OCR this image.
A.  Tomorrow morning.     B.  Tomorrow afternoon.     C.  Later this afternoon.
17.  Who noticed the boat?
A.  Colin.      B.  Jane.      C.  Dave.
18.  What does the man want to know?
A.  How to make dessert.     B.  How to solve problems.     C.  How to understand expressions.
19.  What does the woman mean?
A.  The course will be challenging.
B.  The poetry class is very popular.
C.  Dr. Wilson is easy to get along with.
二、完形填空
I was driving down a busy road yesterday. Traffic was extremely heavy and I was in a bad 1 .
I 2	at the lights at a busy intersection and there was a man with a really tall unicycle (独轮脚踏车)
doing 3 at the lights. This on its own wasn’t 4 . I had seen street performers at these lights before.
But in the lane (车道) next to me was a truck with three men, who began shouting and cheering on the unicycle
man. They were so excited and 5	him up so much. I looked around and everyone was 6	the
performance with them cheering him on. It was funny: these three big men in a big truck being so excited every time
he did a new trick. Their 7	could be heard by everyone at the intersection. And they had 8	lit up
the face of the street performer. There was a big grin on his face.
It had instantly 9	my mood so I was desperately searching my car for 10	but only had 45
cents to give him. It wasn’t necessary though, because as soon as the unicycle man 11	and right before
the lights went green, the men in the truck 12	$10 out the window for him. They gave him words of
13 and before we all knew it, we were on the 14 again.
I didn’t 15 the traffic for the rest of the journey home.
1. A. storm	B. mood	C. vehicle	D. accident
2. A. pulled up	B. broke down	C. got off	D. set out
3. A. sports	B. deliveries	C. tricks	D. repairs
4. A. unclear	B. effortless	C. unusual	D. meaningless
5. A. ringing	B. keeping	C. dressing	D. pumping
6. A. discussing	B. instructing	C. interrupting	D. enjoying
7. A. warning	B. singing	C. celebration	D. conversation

· · ·

- Required task -
Retype every record above exactly as it appears.

- Problem solution -
OCR this image.
A.  Tomorrow morning.     B.  Tomorrow afternoon.     C.  Later this afternoon.
17.  Who noticed the boat?
A.  Colin.      B.  Jane.      C.  Dave.
18.  What does the man want to know?
A.  How to make dessert.     B.  How to solve problems.     C.  How to understand expressions.
19.  What does the woman mean?
A.  The course will be challenging.
B.  The poetry class is very popular.
C.  Dr. Wilson is easy to get along with.
二、完形填空
I was driving down a busy road yesterday. Traffic was extremely heavy and I was in a bad 1 .
I 2	at the lights at a busy intersection and there was a man with a really tall unicycle (独轮脚踏车)
doing 3 at the lights. This on its own wasn’t 4 . I had seen street performers at these lights before.
But in the lane (车道) next to me was a truck with three men, who began shouting and cheering on the unicycle
man. They were so excited and 5	him up so much. I looked around and everyone was 6	the
performance with them cheering him on. It was funny: these three big men in a big truck being so excited every time
he did a new trick. Their 7	could be heard by everyone at the intersection. And they had 8	lit up
the face of the street performer. There was a big grin on his face.
It had instantly 9	my mood so I was desperately searching my car for 10	but only had 45
cents to give him. It wasn’t necessary though, because as soon as the unicycle man 11	and right before
the lights went green, the men in the truck 12	$10 out the window for him. They gave him words of
13 and before we all knew it, we were on the 14 again.
I didn’t 15 the traffic for the rest of the journey home.
1. A. storm	B. mood	C. vehicle	D. accident
2. A. pulled up	B. broke down	C. got off	D. set out
3. A. sports	B. deliveries	C. tricks	D. repairs
4. A. unclear	B. effortless	C. unusual	D. meaningless
5. A. ringing	B. keeping	C. dressing	D. pumping
6. A. discussing	B. instructing	C. interrupting	D. enjoying
7. A. warning	B. singing	C. celebration	D. conversation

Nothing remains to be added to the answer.